The entries that follow should be written out exactly.

**Material for this task**.
┌──

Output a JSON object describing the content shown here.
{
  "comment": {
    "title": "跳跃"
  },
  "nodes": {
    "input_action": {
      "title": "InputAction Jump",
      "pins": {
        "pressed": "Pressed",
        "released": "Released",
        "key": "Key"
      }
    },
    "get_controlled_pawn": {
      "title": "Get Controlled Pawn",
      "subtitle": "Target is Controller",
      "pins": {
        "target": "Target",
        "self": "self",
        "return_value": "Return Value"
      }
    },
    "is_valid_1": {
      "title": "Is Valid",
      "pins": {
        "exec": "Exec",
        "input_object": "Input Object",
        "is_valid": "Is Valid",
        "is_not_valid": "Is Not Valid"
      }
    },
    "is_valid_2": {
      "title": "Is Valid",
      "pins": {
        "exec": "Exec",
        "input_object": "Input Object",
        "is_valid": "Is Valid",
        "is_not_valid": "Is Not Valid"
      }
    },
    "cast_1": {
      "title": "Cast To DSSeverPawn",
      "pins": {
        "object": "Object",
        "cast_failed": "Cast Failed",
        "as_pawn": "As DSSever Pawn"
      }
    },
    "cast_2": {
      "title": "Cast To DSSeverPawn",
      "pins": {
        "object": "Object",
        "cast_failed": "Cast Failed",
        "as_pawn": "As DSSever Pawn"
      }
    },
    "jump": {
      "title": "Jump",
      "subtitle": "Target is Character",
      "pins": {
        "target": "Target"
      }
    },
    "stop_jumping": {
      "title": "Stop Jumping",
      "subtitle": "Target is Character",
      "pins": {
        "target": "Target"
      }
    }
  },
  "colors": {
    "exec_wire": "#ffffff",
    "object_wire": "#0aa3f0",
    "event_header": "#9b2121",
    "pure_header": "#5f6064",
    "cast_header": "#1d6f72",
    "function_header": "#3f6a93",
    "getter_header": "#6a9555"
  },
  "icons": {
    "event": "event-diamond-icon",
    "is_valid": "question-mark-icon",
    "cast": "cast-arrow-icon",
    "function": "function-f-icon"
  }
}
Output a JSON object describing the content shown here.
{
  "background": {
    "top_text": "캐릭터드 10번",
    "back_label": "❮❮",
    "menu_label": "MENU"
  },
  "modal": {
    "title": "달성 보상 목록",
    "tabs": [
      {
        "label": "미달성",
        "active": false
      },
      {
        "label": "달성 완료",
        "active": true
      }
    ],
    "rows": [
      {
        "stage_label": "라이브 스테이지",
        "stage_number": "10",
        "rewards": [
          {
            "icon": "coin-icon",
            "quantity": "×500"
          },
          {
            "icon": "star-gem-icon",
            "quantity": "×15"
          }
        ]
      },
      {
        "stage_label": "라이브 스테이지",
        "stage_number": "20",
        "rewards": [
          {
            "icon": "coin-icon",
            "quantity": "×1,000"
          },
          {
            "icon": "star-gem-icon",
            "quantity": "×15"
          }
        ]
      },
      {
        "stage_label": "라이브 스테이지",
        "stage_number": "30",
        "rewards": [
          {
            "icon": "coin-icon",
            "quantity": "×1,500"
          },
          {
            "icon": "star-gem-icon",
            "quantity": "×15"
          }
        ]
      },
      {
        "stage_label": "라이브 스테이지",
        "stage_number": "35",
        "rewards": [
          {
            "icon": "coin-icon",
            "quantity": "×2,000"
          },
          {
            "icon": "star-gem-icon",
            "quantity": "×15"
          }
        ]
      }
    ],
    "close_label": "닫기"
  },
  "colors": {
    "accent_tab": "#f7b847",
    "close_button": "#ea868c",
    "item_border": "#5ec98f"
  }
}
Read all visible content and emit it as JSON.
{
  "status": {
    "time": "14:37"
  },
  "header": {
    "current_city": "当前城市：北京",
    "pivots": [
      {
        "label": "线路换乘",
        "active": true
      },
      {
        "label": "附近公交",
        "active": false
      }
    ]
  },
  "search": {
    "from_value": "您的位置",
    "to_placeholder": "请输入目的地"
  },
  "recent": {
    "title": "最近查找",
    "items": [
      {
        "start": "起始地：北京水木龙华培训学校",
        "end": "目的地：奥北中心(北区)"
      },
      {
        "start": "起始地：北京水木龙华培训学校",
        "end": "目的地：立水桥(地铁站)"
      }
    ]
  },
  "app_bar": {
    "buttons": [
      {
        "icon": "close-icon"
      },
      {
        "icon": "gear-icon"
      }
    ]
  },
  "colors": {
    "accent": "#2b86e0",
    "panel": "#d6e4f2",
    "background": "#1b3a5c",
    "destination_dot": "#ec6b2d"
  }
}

└──

**Solution to this task**.
Output a JSON object describing the content shown here.
{
  "comment": {
    "title": "跳跃"
  },
  "nodes": {
    "input_action": {
      "title": "InputAction Jump",
      "pins": {
        "pressed": "Pressed",
        "released": "Released",
        "key": "Key"
      }
    },
    "get_controlled_pawn": {
      "title": "Get Controlled Pawn",
      "subtitle": "Target is Controller",
      "pins": {
        "target": "Target",
        "self": "self",
        "return_value": "Return Value"
      }
    },
    "is_valid_1": {
      "title": "Is Valid",
      "pins": {
        "exec": "Exec",
        "input_object": "Input Object",
        "is_valid": "Is Valid",
        "is_not_valid": "Is Not Valid"
      }
    },
    "is_valid_2": {
      "title": "Is Valid",
      "pins": {
        "exec": "Exec",
        "input_object": "Input Object",
        "is_valid": "Is Valid",
        "is_not_valid": "Is Not Valid"
      }
    },
    "cast_1": {
      "title": "Cast To DSSeverPawn",
      "pins": {
        "object": "Object",
        "cast_failed": "Cast Failed",
        "as_pawn": "As DSSever Pawn"
      }
    },
    "cast_2": {
      "title": "Cast To DSSeverPawn",
      "pins": {
        "object": "Object",
        "cast_failed": "Cast Failed",
        "as_pawn": "As DSSever Pawn"
      }
    },
    "jump": {
      "title": "Jump",
      "subtitle": "Target is Character",
      "pins": {
        "target": "Target"
      }
    },
    "stop_jumping": {
      "title": "Stop Jumping",
      "subtitle": "Target is Character",
      "pins": {
        "target": "Target"
      }
    }
  },
  "colors": {
    "exec_wire": "#ffffff",
    "object_wire": "#0aa3f0",
    "event_header": "#9b2121",
    "pure_header": "#5f6064",
    "cast_header": "#1d6f72",
    "function_header": "#3f6a93",
    "getter_header": "#6a9555"
  },
  "icons": {
    "event": "event-diamond-icon",
    "is_valid": "question-mark-icon",
    "cast": "cast-arrow-icon",
    "function": "function-f-icon"
  }
}
Output a JSON object describing the content shown here.
{
  "background": {
    "top_text": "캐릭터드 10번",
    "back_label": "❮❮",
    "menu_label": "MENU"
  },
  "modal": {
    "title": "달성 보상 목록",
    "tabs": [
      {
        "label": "미달성",
        "active": false
      },
      {
        "label": "달성 완료",
        "active": true
      }
    ],
    "rows": [
      {
        "stage_label": "라이브 스테이지",
        "stage_number": "10",
        "rewards": [
          {
            "icon": "coin-icon",
            "quantity": "×500"
          },
          {
            "icon": "star-gem-icon",
            "quantity": "×15"
          }
        ]
      },
      {
        "stage_label": "라이브 스테이지",
        "stage_number": "20",
        "rewards": [
          {
            "icon": "coin-icon",
            "quantity": "×1,000"
          },
          {
            "icon": "star-gem-icon",
            "quantity": "×15"
          }
        ]
      },
      {
        "stage_label": "라이브 스테이지",
        "stage_number": "30",
        "rewards": [
          {
            "icon": "coin-icon",
            "quantity": "×1,500"
          },
          {
            "icon": "star-gem-icon",
            "quantity": "×15"
          }
        ]
      },
      {
        "stage_label": "라이브 스테이지",
        "stage_number": "35",
        "rewards": [
          {
            "icon": "coin-icon",
            "quantity": "×2,000"
          },
          {
            "icon": "star-gem-icon",
            "quantity": "×15"
          }
        ]
      }
    ],
    "close_label": "닫기"
  },
  "colors": {
    "accent_tab": "#f7b847",
    "close_button": "#ea868c",
    "item_border": "#5ec98f"
  }
}
Read all visible content and emit it as JSON.
{
  "status": {
    "time": "14:37"
  },
  "header": {
    "current_city": "当前城市：北京",
    "pivots": [
      {
        "label": "线路换乘",
        "active": true
      },
      {
        "label": "附近公交",
        "active": false
      }
    ]
  },
  "search": {
    "from_value": "您的位置",
    "to_placeholder": "请输入目的地"
  },
  "recent": {
    "title": "最近查找",
    "items": [
      {
        "start": "起始地：北京水木龙华培训学校",
        "end": "目的地：奥北中心(北区)"
      },
      {
        "start": "起始地：北京水木龙华培训学校",
        "end": "目的地：立水桥(地铁站)"
      }
    ]
  },
  "app_bar": {
    "buttons": [
      {
        "icon": "close-icon"
      },
      {
        "icon": "gear-icon"
      }
    ]
  },
  "colors": {
    "accent": "#2b86e0",
    "panel": "#d6e4f2",
    "background": "#1b3a5c",
    "destination_dot": "#ec6b2d"
  }
}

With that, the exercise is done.